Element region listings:
-- start --

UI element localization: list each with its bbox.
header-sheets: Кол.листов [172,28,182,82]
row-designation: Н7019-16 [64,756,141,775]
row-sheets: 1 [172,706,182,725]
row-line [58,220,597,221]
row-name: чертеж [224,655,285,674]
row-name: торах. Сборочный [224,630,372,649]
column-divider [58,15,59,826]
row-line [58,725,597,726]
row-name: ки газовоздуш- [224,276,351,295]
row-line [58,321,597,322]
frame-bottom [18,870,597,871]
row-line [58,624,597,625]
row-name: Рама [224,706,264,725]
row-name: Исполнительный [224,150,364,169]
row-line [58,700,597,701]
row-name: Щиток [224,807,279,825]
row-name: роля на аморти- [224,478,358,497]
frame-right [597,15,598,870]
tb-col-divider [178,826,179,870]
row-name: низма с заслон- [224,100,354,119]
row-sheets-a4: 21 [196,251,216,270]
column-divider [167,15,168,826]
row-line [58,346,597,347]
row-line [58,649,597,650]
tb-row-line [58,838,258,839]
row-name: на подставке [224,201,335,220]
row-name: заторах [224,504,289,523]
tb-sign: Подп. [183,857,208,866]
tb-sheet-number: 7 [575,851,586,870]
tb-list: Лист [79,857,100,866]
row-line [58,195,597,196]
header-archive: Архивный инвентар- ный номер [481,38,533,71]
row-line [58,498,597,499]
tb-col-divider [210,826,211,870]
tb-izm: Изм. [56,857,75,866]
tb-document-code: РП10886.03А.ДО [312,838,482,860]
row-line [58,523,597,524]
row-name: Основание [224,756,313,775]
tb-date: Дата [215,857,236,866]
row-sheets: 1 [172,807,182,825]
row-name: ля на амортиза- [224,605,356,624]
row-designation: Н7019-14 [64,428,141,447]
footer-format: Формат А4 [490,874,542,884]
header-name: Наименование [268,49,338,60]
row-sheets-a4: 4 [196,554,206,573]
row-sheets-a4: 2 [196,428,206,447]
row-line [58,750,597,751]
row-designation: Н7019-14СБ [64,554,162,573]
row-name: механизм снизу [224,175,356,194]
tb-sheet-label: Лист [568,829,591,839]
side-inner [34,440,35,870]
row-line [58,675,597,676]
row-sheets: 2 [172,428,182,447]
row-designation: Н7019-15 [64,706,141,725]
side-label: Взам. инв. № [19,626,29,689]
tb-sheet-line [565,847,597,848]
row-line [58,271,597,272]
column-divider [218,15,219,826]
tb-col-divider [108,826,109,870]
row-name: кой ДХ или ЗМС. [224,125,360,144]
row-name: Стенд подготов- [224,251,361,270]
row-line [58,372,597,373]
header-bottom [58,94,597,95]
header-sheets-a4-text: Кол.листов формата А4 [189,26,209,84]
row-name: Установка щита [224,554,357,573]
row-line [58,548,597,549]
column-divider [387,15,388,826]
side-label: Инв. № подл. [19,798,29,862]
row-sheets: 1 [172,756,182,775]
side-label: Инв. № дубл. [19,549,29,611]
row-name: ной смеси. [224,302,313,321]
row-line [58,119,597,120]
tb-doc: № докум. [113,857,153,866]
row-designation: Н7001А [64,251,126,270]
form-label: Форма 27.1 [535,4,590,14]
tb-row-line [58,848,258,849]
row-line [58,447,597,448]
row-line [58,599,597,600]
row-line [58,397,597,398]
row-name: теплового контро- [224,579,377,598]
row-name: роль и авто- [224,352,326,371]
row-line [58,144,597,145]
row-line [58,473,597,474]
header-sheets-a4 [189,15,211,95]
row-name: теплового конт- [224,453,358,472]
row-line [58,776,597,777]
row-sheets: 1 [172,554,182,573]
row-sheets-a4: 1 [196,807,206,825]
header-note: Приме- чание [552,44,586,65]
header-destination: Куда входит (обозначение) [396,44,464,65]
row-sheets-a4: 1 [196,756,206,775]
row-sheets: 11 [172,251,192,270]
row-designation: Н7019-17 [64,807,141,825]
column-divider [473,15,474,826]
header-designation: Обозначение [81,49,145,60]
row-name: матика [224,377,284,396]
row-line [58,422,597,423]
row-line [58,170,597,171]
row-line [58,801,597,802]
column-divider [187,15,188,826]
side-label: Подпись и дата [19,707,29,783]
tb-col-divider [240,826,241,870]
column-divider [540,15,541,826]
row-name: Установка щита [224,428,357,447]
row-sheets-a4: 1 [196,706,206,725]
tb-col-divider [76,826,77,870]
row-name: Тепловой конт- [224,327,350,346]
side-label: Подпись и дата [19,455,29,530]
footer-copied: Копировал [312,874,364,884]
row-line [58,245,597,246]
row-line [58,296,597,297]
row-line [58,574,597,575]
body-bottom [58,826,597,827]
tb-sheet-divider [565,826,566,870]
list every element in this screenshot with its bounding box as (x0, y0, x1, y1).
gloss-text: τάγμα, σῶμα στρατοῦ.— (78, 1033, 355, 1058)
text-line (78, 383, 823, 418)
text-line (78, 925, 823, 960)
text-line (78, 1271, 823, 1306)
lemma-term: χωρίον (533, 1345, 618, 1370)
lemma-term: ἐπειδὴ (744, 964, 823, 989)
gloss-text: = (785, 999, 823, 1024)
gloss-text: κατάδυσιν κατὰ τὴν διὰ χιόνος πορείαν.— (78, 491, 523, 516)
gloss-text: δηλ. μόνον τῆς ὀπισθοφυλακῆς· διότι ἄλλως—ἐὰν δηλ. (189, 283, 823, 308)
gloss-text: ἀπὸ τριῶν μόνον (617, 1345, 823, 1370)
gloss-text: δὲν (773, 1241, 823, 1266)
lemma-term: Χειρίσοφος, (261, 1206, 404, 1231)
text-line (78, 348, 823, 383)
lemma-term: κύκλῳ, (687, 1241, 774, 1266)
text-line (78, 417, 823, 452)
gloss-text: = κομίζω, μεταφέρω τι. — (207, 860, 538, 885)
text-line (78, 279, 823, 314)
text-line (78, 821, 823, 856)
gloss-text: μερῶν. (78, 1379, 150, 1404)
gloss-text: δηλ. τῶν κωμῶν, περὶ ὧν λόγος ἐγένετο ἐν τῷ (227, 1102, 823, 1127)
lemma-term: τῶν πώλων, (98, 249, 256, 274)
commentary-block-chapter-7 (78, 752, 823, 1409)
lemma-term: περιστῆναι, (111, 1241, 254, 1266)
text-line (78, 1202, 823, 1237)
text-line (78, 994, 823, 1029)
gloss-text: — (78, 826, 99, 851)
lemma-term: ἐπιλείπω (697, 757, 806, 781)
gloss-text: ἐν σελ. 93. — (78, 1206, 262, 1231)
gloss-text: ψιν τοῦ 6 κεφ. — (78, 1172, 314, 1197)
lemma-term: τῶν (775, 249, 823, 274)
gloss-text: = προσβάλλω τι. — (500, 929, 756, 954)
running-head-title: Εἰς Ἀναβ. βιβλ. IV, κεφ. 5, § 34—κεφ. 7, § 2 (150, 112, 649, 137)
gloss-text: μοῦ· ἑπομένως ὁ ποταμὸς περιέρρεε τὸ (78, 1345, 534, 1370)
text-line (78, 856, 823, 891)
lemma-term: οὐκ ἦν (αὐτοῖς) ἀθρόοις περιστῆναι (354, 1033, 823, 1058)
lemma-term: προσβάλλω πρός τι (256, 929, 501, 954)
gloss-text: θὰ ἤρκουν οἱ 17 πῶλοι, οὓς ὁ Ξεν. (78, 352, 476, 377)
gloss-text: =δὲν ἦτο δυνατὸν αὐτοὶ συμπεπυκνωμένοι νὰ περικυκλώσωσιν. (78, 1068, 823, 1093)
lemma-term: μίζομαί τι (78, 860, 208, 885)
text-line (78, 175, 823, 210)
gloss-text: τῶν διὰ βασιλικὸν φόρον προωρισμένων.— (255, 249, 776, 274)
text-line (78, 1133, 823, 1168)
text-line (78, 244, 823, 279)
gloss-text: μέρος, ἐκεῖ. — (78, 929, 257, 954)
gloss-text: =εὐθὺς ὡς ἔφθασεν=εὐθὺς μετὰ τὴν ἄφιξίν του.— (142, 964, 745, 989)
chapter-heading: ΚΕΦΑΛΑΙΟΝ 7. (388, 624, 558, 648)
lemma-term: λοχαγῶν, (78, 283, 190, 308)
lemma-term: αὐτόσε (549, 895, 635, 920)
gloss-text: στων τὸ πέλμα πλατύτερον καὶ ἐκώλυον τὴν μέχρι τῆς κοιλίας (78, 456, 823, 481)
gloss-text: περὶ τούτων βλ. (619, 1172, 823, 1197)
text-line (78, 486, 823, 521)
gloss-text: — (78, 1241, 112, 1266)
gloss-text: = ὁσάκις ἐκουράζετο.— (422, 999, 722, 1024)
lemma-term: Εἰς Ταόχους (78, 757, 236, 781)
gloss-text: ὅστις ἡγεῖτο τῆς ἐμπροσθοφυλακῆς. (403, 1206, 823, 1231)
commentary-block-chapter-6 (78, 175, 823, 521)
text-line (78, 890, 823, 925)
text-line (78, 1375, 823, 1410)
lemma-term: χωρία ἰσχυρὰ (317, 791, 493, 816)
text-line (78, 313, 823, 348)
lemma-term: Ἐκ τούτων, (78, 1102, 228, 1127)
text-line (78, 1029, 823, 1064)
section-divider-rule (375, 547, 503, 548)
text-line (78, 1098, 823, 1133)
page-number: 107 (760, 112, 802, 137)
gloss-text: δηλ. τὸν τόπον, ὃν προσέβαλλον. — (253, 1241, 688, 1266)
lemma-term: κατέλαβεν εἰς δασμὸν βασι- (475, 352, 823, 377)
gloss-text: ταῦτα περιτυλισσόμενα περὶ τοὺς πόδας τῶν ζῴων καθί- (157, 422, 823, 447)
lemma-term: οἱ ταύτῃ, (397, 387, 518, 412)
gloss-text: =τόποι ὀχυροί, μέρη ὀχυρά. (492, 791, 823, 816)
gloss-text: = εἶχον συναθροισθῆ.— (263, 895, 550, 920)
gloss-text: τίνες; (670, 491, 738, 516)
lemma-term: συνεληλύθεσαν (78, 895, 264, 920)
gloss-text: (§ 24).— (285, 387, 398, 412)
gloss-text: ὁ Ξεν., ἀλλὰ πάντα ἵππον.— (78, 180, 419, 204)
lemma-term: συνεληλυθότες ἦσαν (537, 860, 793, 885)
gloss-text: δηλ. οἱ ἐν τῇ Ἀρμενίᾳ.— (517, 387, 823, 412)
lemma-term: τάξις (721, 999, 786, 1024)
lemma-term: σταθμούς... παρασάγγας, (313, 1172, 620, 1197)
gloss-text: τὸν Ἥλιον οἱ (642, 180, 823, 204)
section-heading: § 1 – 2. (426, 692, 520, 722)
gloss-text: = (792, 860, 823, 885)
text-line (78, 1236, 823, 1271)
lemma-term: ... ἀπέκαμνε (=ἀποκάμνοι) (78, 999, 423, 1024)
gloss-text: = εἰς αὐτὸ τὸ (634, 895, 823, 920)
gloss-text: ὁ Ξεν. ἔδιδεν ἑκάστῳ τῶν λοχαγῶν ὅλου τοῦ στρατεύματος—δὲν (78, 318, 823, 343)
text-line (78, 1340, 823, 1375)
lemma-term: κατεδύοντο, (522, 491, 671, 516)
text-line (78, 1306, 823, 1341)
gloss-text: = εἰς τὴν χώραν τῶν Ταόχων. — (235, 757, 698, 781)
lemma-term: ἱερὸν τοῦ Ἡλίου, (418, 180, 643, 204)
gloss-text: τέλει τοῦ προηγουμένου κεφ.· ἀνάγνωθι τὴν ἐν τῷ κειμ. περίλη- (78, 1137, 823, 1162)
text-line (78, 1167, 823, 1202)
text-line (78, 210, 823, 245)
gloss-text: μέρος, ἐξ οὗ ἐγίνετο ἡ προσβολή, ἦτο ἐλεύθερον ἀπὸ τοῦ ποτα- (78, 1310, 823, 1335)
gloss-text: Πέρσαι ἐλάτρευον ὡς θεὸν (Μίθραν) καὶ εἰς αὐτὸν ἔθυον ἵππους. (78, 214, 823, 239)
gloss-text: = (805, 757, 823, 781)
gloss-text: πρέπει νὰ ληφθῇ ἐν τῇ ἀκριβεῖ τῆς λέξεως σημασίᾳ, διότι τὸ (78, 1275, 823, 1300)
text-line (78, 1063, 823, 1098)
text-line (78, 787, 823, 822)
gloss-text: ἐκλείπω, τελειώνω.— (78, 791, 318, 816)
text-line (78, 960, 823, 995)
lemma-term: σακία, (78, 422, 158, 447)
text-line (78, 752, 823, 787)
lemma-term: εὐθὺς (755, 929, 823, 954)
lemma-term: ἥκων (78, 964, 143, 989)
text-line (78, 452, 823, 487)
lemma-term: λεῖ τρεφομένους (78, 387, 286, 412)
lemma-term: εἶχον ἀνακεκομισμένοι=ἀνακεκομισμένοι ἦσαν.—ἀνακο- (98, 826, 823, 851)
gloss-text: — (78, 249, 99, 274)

-- end --

Aim of the task →
Convert the records from their first line through the line containing "tb-date: Дата [215,857,236,866]" into a Markdown table with the columns Row and Record line, skipping blank lines.

Exercise solution →
| Row | Record line |
|---|---|
| 1 | UI element localization: list each with its bbox. |
| 2 | header-sheets: Кол.листов [172,28,182,82] |
| 3 | row-designation: Н7019-16 [64,756,141,775] |
| 4 | row-sheets: 1 [172,706,182,725] |
| 5 | row-line [58,220,597,221] |
| 6 | row-name: чертеж [224,655,285,674] |
| 7 | row-name: торах. Сборочный [224,630,372,649] |
| 8 | column-divider [58,15,59,826] |
| 9 | row-line [58,725,597,726] |
| 10 | row-name: ки газовоздуш- [224,276,351,295] |
| 11 | row-line [58,321,597,322] |
| 12 | frame-bottom [18,870,597,871] |
| 13 | row-line [58,624,597,625] |
| 14 | row-name: Рама [224,706,264,725] |
| 15 | row-name: Исполнительный [224,150,364,169] |
| 16 | row-line [58,700,597,701] |
| 17 | row-name: Щиток [224,807,279,825] |
| 18 | row-name: роля на аморти- [224,478,358,497] |
| 19 | frame-right [597,15,598,870] |
| 20 | tb-col-divider [178,826,179,870] |
| 21 | row-name: низма с заслон- [224,100,354,119] |
| 22 | row-sheets-a4: 21 [196,251,216,270] |
| 23 | column-divider [167,15,168,826] |
| 24 | row-line [58,346,597,347] |
| 25 | row-line [58,649,597,650] |
| 26 | tb-row-line [58,838,258,839] |
| 27 | row-name: на подставке [224,201,335,220] |
| 28 | row-name: заторах [224,504,289,523] |
| 29 | tb-sign: Подп. [183,857,208,866] |
| 30 | tb-sheet-number: 7 [575,851,586,870] |
| 31 | tb-list: Лист [79,857,100,866] |
| 32 | row-line [58,195,597,196] |
| 33 | header-archive: Архивный инвентар- ный номер [481,38,533,71] |
| 34 | row-line [58,498,597,499] |
| 35 | tb-col-divider [210,826,211,870] |
| 36 | tb-izm: Изм. [56,857,75,866] |
| 37 | tb-document-code: РП10886.03А.ДО [312,838,482,860] |
| 38 | row-line [58,523,597,524] |
| 39 | row-name: Основание [224,756,313,775] |
| 40 | tb-date: Дата [215,857,236,866] |